» **Stated exercise**: Lines containing the string "فقال" are to be counted; report the total by itself.

——————————

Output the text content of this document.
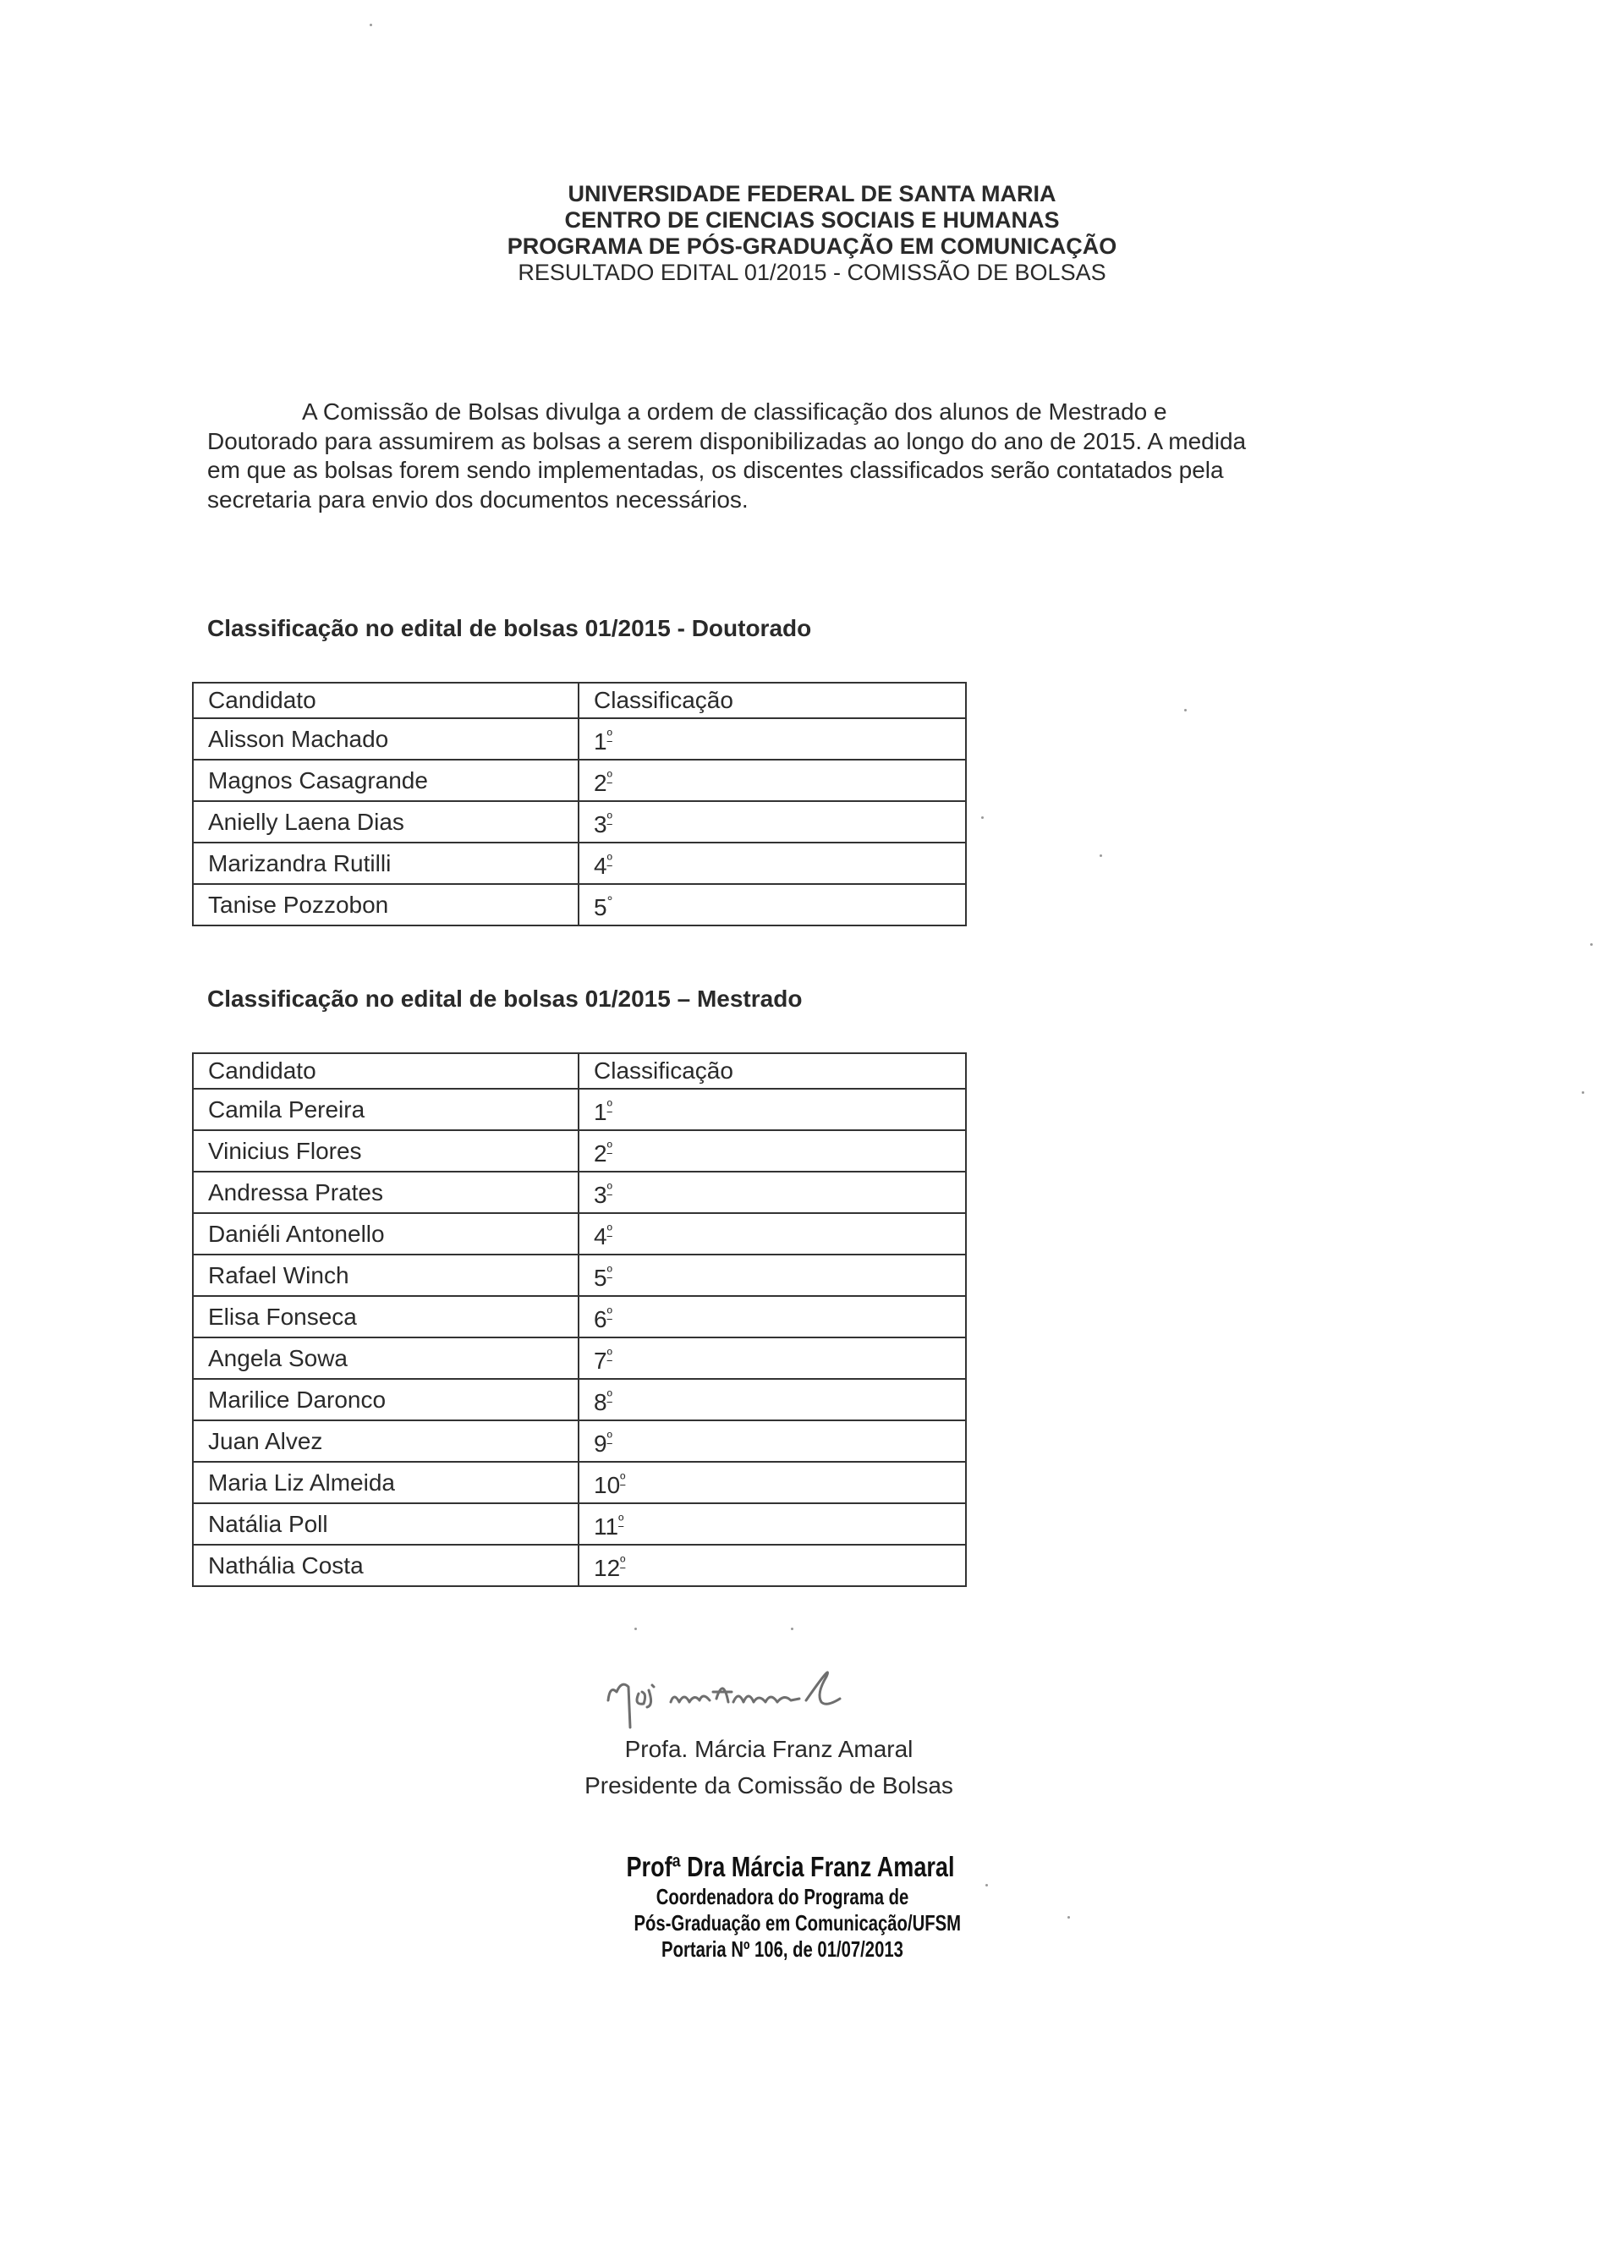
UNIVERSIDADE FEDERAL DE SANTA MARIA
CENTRO DE CIENCIAS SOCIAIS E HUMANAS
PROGRAMA DE PÓS-GRADUAÇÃO EM COMUNICAÇÃO
RESULTADO EDITAL 01/2015 - COMISSÃO DE BOLSAS
A Comissão de Bolsas divulga a ordem de classificação dos alunos de Mestrado e Doutorado para assumirem as bolsas a serem disponibilizadas ao longo do ano de 2015. A medida em que as bolsas forem sendo implementadas, os discentes classificados serão contatados pela secretaria para envio dos documentos necessários.
Classificação no edital de bolsas 01/2015 - Doutorado
Candidato	Classificação
Alisson Machado	$1^º$
Magnos Casagrande	$2^º$
Anielly Laena Dias	$3^º$
Marizandra Rutilli	$4^º$
Tanise Pozzobon	5°
Classificação no edital de bolsas 01/2015 – Mestrado
Candidato	Classificação
Camila Pereira	$1^º$
Vinicius Flores	$2^º$
Andressa Prates	$3^º$
Daniéli Antonello	$4^º$
Rafael Winch	$5^º$
Elisa Fonseca	$6^º$
Angela Sowa	$7^º$
Marilice Daronco	$8^º$
Juan Alvez	$9^º$
Maria Liz Almeida	$10^º$
Natália Poll	$11^º$
Nathália Costa	$12^º$
Profa. Márcia Franz Amaral
Presidente da Comissão de Bolsas
Profª Dra Márcia Franz Amaral
Coordenadora do Programa de
Pós-Graduação em Comunicação/UFSM
Portaria Nº 106, de 01/07/2013
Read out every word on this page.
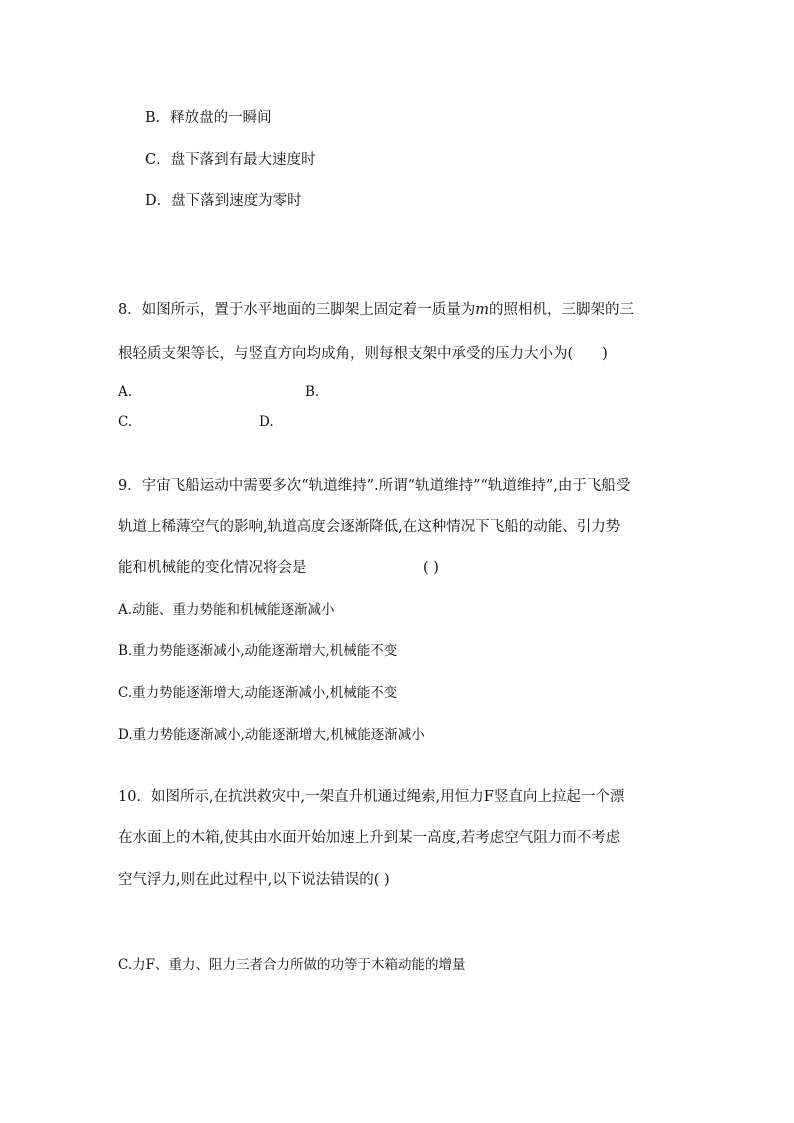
B．释放盘的一瞬间
C．盘下落到有最大速度时
D．盘下落到速度为零时
8．如图所示，置于水平地面的三脚架上固定着一质量为m的照相机，三脚架的三
根轻质支架等长，与竖直方向均成角，则每根支架中承受的压力大小为(　　)
A.	B.
C.	D.
9．宇宙飞船运动中需要多次“轨道维持”.所谓“轨道维持”“轨道维持”,由于飞船受
轨道上稀薄空气的影响,轨道高度会逐渐降低,在这种情况下飞船的动能、引力势
能和机械能的变化情况将会是	( )
A.动能、重力势能和机械能逐渐减小
B.重力势能逐渐减小,动能逐渐增大,机械能不变
C.重力势能逐渐增大,动能逐渐减小,机械能不变
D.重力势能逐渐减小,动能逐渐增大,机械能逐渐减小
10．如图所示,在抗洪救灾中,一架直升机通过绳索,用恒力F竖直向上拉起一个漂
在水面上的木箱,使其由水面开始加速上升到某一高度,若考虑空气阻力而不考虑
空气浮力,则在此过程中,以下说法错误的( )
C.力F、重力、阻力三者合力所做的功等于木箱动能的增量
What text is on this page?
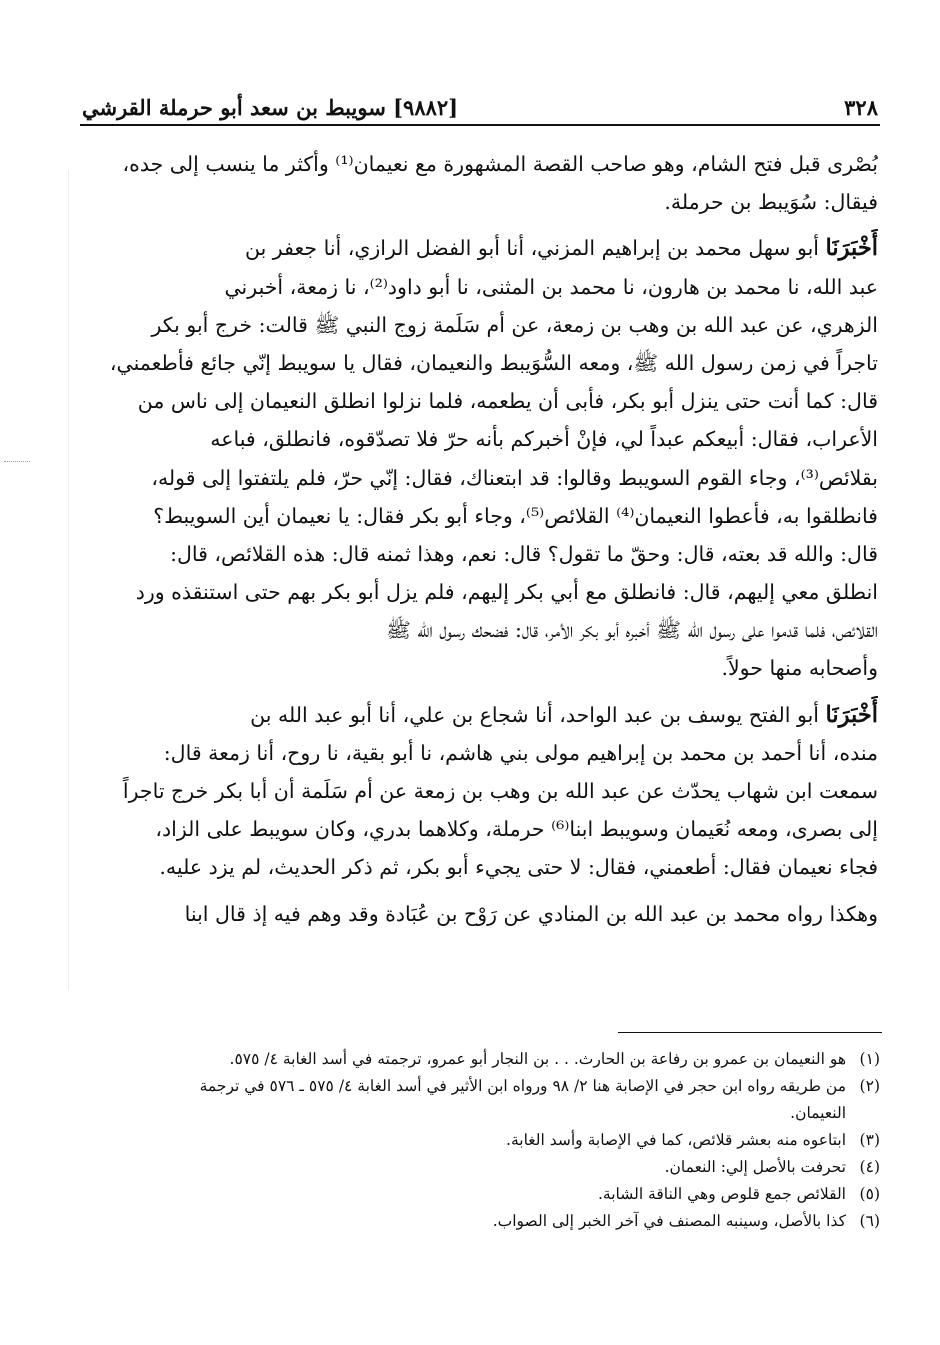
٣٢٨
[٩٨٨٢] سويبط بن سعد أبو حرملة القرشي

بُصْرى قبل فتح الشام، وهو صاحب القصة المشهورة مع نعيمان⁽¹⁾ وأكثر ما ينسب إلى جده،
فيقال: سُوَيبط بن حرملة.

أَخْبَرَنَا أبو سهل محمد بن إبراهيم المزني، أنا أبو الفضل الرازي، أنا جعفر بن
عبد الله، نا محمد بن هارون، نا محمد بن المثنى، نا أبو داود⁽²⁾، نا زمعة، أخبرني
الزهري، عن عبد الله بن وهب بن زمعة، عن أم سَلَمة زوج النبي ﷺ قالت: خرج أبو بكر
تاجراً في زمن رسول الله ﷺ، ومعه السُّوَيبط والنعيمان، فقال يا سويبط إنّي جائع فأطعمني،
قال: كما أنت حتى ينزل أبو بكر، فأبى أن يطعمه، فلما نزلوا انطلق النعيمان إلى ناس من
الأعراب، فقال: أبيعكم عبداً لي، فإنْ أخبركم بأنه حرّ فلا تصدّقوه، فانطلق، فباعه
بقلائص⁽³⁾، وجاء القوم السويبط وقالوا: قد ابتعناك، فقال: إنّي حرّ، فلم يلتفتوا إلى قوله،
فانطلقوا به، فأعطوا النعيمان⁽⁴⁾ القلائص⁽⁵⁾، وجاء أبو بكر فقال: يا نعيمان أين السويبط؟
قال: والله قد بعته، قال: وحقّ ما تقول؟ قال: نعم، وهذا ثمنه قال: هذه القلائص، قال:
انطلق معي إليهم، قال: فانطلق مع أبي بكر إليهم، فلم يزل أبو بكر بهم حتى استنقذه ورد
القلائص، فلما قدموا على رسول الله ﷺ أخبره أبو بكر الأمر، قال: فضحك رسول الله ﷺ
وأصحابه منها حولاً.

أَخْبَرَنَا أبو الفتح يوسف بن عبد الواحد، أنا شجاع بن علي، أنا أبو عبد الله بن
منده، أنا أحمد بن محمد بن إبراهيم مولى بني هاشم، نا أبو بقية، نا روح، أنا زمعة قال:
سمعت ابن شهاب يحدّث عن عبد الله بن وهب بن زمعة عن أم سَلَمة أن أبا بكر خرج تاجراً
إلى بصرى، ومعه نُعَيمان وسويبط ابنا⁽⁶⁾ حرملة، وكلاهما بدري، وكان سويبط على الزاد،
فجاء نعيمان فقال: أطعمني، فقال: لا حتى يجيء أبو بكر، ثم ذكر الحديث، لم يزد عليه.

وهكذا رواه محمد بن عبد الله بن المنادي عن رَوْح بن عُبَادة وقد وهم فيه إذ قال ابنا

(١)
هو النعيمان بن عمرو بن رفاعة بن الحارث. . . بن النجار أبو عمرو، ترجمته في أسد الغابة ٤/ ٥٧٥.
(٢)
من طريقه رواه ابن حجر في الإصابة هنا ٢/ ٩٨ ورواه ابن الأثير في أسد الغابة ٤/ ٥٧٥ ـ ٥٧٦ في ترجمة
النعيمان.
(٣)
ابتاعوه منه بعشر قلائص، كما في الإصابة وأسد الغابة.
(٤)
تحرفت بالأصل إلي: النعمان.
(٥)
القلائص جمع قلوص وهي الناقة الشابة.
(٦)
كذا بالأصل، وسينبه المصنف في آخر الخبر إلى الصواب.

——————————

» **Output below**: 5